-- START Data section --

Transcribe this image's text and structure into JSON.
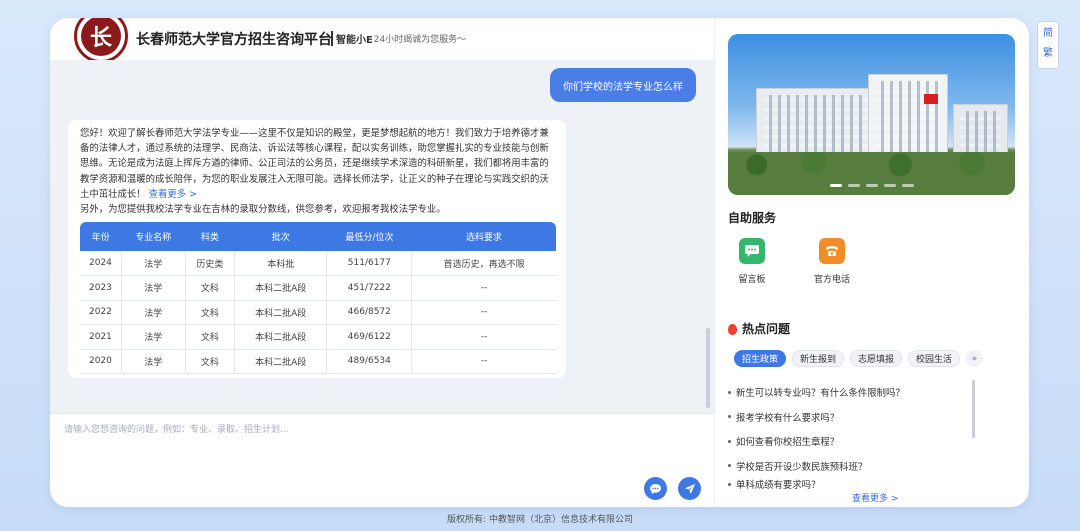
{
  "header": {
    "logo_text": "长",
    "title": "长春师范大学官方招生咨询平台",
    "brand": "智能小E",
    "slogan": "24小时竭诚为您服务～"
  },
  "chat": {
    "user_message": "你们学校的法学专业怎么样",
    "bot_reply": "您好！欢迎了解长春师范大学法学专业——这里不仅是知识的殿堂，更是梦想起航的地方！我们致力于培养德才兼备的法律人才，通过系统的法理学、民商法、诉讼法等核心课程，配以实务训练，助您掌握扎实的专业技能与创新思维。无论是成为法庭上挥斥方遒的律师、公正司法的公务员，还是继续学术深造的科研新星，我们都将用丰富的教学资源和温暖的成长陪伴，为您的职业发展注入无限可能。选择长师法学，让正义的种子在理论与实践交织的沃土中茁壮成长！",
    "read_more": "查看更多 >",
    "bot_reply_2": "另外，为您提供我校法学专业在吉林的录取分数线，供您参考，欢迎报考我校法学专业。",
    "table": {
      "headers": [
        "年份",
        "专业名称",
        "科类",
        "批次",
        "最低分/位次",
        "选科要求"
      ],
      "rows": [
        [
          "2024",
          "法学",
          "历史类",
          "本科批",
          "511/6177",
          "首选历史，再选不限"
        ],
        [
          "2023",
          "法学",
          "文科",
          "本科二批A段",
          "451/7222",
          "--"
        ],
        [
          "2022",
          "法学",
          "文科",
          "本科二批A段",
          "466/8572",
          "--"
        ],
        [
          "2021",
          "法学",
          "文科",
          "本科二批A段",
          "469/6122",
          "--"
        ],
        [
          "2020",
          "法学",
          "文科",
          "本科二批A段",
          "489/6534",
          "--"
        ]
      ]
    }
  },
  "input": {
    "placeholder": "请输入您想咨询的问题，例如：专业、录取、招生计划..."
  },
  "right": {
    "self_service_title": "自助服务",
    "services": [
      {
        "label": "留言板",
        "icon": "message-board-icon",
        "color": "#35b76a"
      },
      {
        "label": "官方电话",
        "icon": "phone-icon",
        "color": "#f08c2a"
      }
    ],
    "hot_title": "热点问题",
    "tags": [
      "招生政策",
      "新生报到",
      "志愿填报",
      "校园生活"
    ],
    "questions": [
      "新生可以转专业吗？有什么条件限制吗？",
      "报考学校有什么要求吗？",
      "如何查看你校招生章程？",
      "学校是否开设少数民族预科班？",
      "单科成绩有要求吗？"
    ],
    "more": "查看更多 >"
  },
  "side_tab": {
    "line1": "简",
    "line2": "繁"
  },
  "footer": "版权所有: 中教智网（北京）信息技术有限公司",
  "colors": {
    "accent": "#3e78e5",
    "logo": "#8b1a1a"
  }
}
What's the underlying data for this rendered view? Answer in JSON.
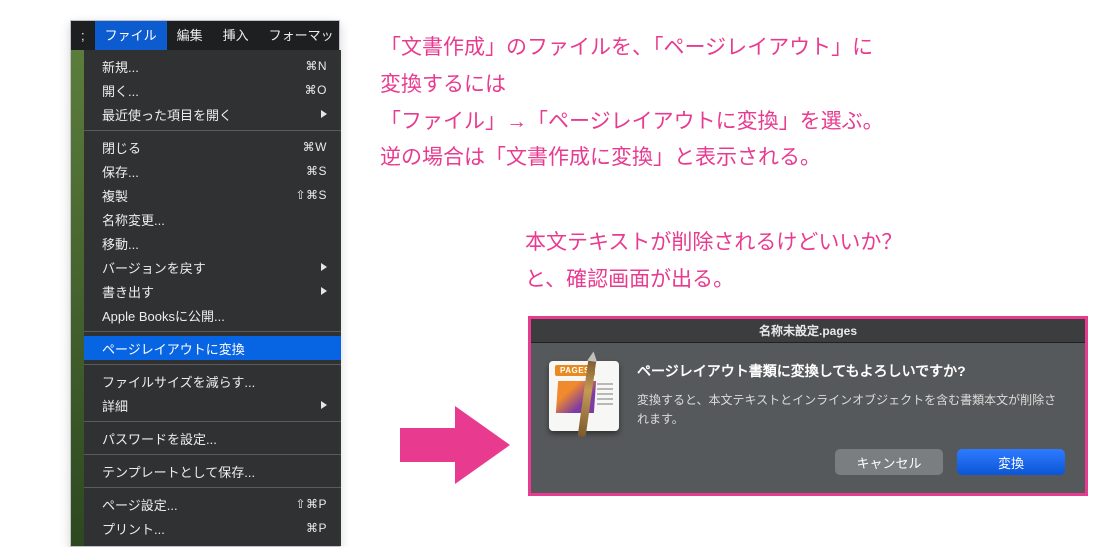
{
  "menubar": {
    "trail": ";",
    "items": [
      "ファイル",
      "編集",
      "挿入",
      "フォーマッ"
    ]
  },
  "menu": {
    "new": {
      "label": "新規...",
      "shortcut": "⌘N"
    },
    "open": {
      "label": "開く...",
      "shortcut": "⌘O"
    },
    "recent": {
      "label": "最近使った項目を開く"
    },
    "close": {
      "label": "閉じる",
      "shortcut": "⌘W"
    },
    "save": {
      "label": "保存...",
      "shortcut": "⌘S"
    },
    "duplicate": {
      "label": "複製",
      "shortcut": "⇧⌘S"
    },
    "rename": {
      "label": "名称変更..."
    },
    "move": {
      "label": "移動..."
    },
    "revert": {
      "label": "バージョンを戻す"
    },
    "export": {
      "label": "書き出す"
    },
    "applebooks": {
      "label": "Apple Booksに公開..."
    },
    "convert": {
      "label": "ページレイアウトに変換"
    },
    "reduce": {
      "label": "ファイルサイズを減らす..."
    },
    "advanced": {
      "label": "詳細"
    },
    "password": {
      "label": "パスワードを設定..."
    },
    "template": {
      "label": "テンプレートとして保存..."
    },
    "pagesetup": {
      "label": "ページ設定...",
      "shortcut": "⇧⌘P"
    },
    "print": {
      "label": "プリント...",
      "shortcut": "⌘P"
    }
  },
  "magenta": {
    "para1": "「文書作成」のファイルを、「ページレイアウト」に\n変換するには\n「ファイル」→「ページレイアウトに変換」を選ぶ。\n逆の場合は「文書作成に変換」と表示される。",
    "para2": "本文テキストが削除されるけどいいか？\nと、確認画面が出る。"
  },
  "dialog": {
    "title": "名称未設定.pages",
    "icon_tag": "PAGES",
    "heading": "ページレイアウト書類に変換してもよろしいですか?",
    "body": "変換すると、本文テキストとインラインオブジェクトを含む書類本文が削除されます。",
    "cancel": "キャンセル",
    "confirm": "変換"
  }
}
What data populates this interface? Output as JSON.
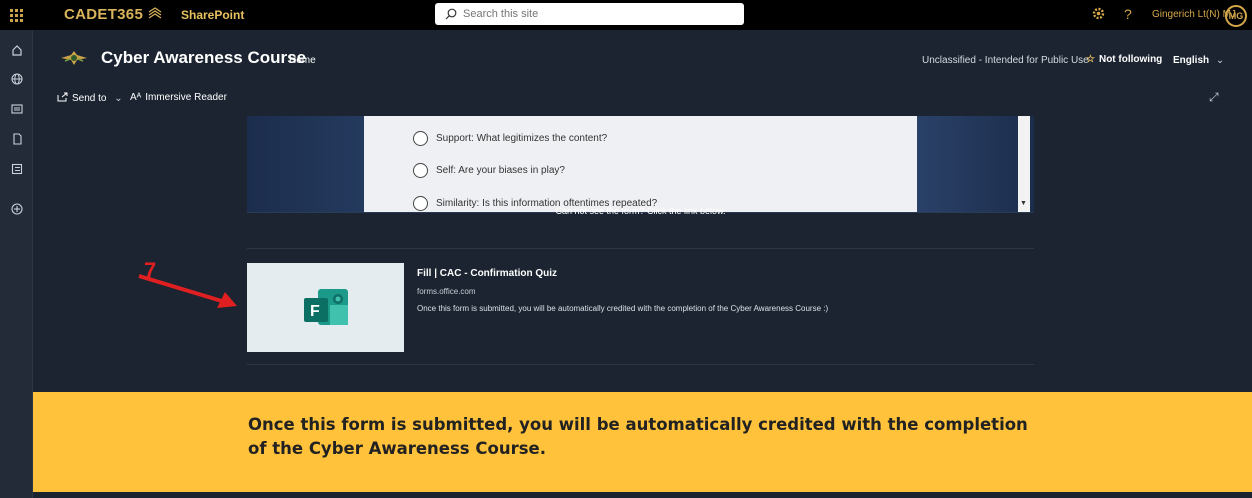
{
  "topbar": {
    "brand": "CADET365",
    "suite": "SharePoint",
    "search_placeholder": "Search this site",
    "user_name": "Gingerich Lt(N) MJ",
    "avatar_initials": "MG"
  },
  "header": {
    "site_title": "Cyber Awareness Course",
    "nav_home": "Home",
    "classification": "Unclassified - Intended for Public Use",
    "follow_label": "Not following",
    "language": "English"
  },
  "commandbar": {
    "send_to": "Send to",
    "immersive_reader": "Immersive Reader"
  },
  "form_embed": {
    "options": [
      "Support: What legitimizes the content?",
      "Self: Are your biases in play?",
      "Similarity: Is this information oftentimes repeated?"
    ],
    "cant_see_text": "Can not see the form? Click the link below."
  },
  "link_card": {
    "title": "Fill | CAC - Confirmation Quiz",
    "domain": "forms.office.com",
    "description": "Once this form is submitted, you will be automatically credited with the completion of the Cyber Awareness Course :)"
  },
  "annotation": {
    "number": "7",
    "color": "#e02020"
  },
  "banner": {
    "text": "Once this form is submitted, you will be automatically credited with the completion of the Cyber Awareness Course."
  },
  "colors": {
    "banner_bg": "#ffc23a",
    "page_bg": "#1b2430",
    "accent_gold": "#d4a84b"
  }
}
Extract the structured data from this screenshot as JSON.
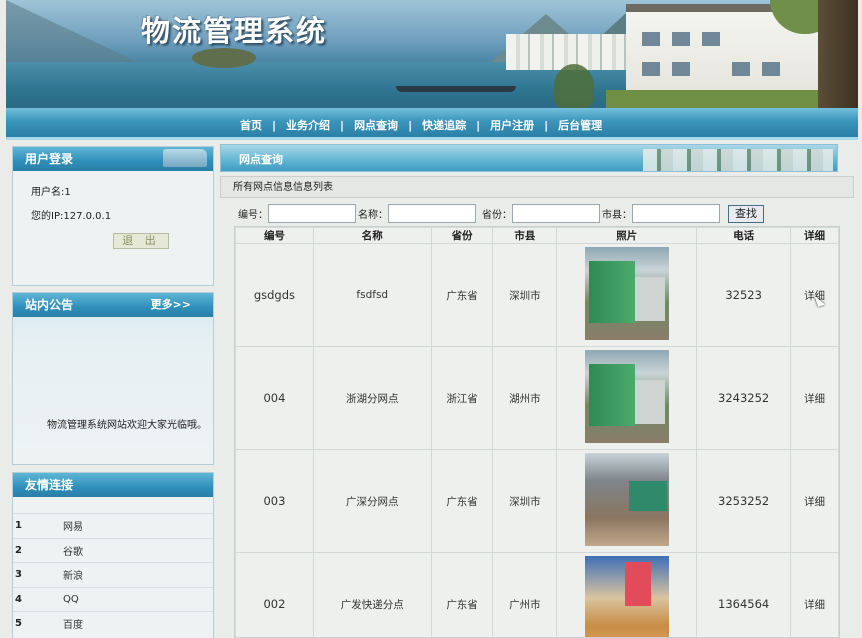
{
  "header": {
    "site_title": "物流管理系统"
  },
  "nav": {
    "items": [
      "首页",
      "业务介绍",
      "网点查询",
      "快递追踪",
      "用户注册",
      "后台管理"
    ]
  },
  "login": {
    "title": "用户登录",
    "username_line": "用户名:1",
    "ip_line": "您的IP:127.0.0.1",
    "logout_label": "退 出"
  },
  "notice": {
    "title": "站内公告",
    "more_label": "更多>>",
    "text": "物流管理系统网站欢迎大家光临哦。"
  },
  "links": {
    "title": "友情连接",
    "items": [
      {
        "num": "1",
        "name": "网易"
      },
      {
        "num": "2",
        "name": "谷歌"
      },
      {
        "num": "3",
        "name": "新浪"
      },
      {
        "num": "4",
        "name": "QQ"
      },
      {
        "num": "5",
        "name": "百度"
      }
    ]
  },
  "main": {
    "section_title": "网点查询",
    "list_title": "所有网点信息信息列表",
    "search": {
      "code_label": "编号：",
      "name_label": "名称：",
      "province_label": "省份：",
      "city_label": "市县：",
      "button_label": "查找"
    },
    "table": {
      "headers": [
        "编号",
        "名称",
        "省份",
        "市县",
        "照片",
        "电话",
        "详细"
      ],
      "rows": [
        {
          "code": "gsdgds",
          "name": "fsdfsd",
          "province": "广东省",
          "city": "深圳市",
          "photo": "truck",
          "phone": "32523",
          "detail": "详细"
        },
        {
          "code": "004",
          "name": "浙湖分网点",
          "province": "浙江省",
          "city": "湖州市",
          "photo": "truck",
          "phone": "3243252",
          "detail": "详细"
        },
        {
          "code": "003",
          "name": "广深分网点",
          "province": "广东省",
          "city": "深圳市",
          "photo": "depot",
          "phone": "3253252",
          "detail": "详细"
        },
        {
          "code": "002",
          "name": "广发快递分点",
          "province": "广东省",
          "city": "广州市",
          "photo": "market",
          "phone": "1364564",
          "detail": "详细"
        }
      ]
    }
  }
}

-- END Data section --

Set exercise:
Count how many lines hold the string "phone" and give that number alone.

Answer to this exercise:
5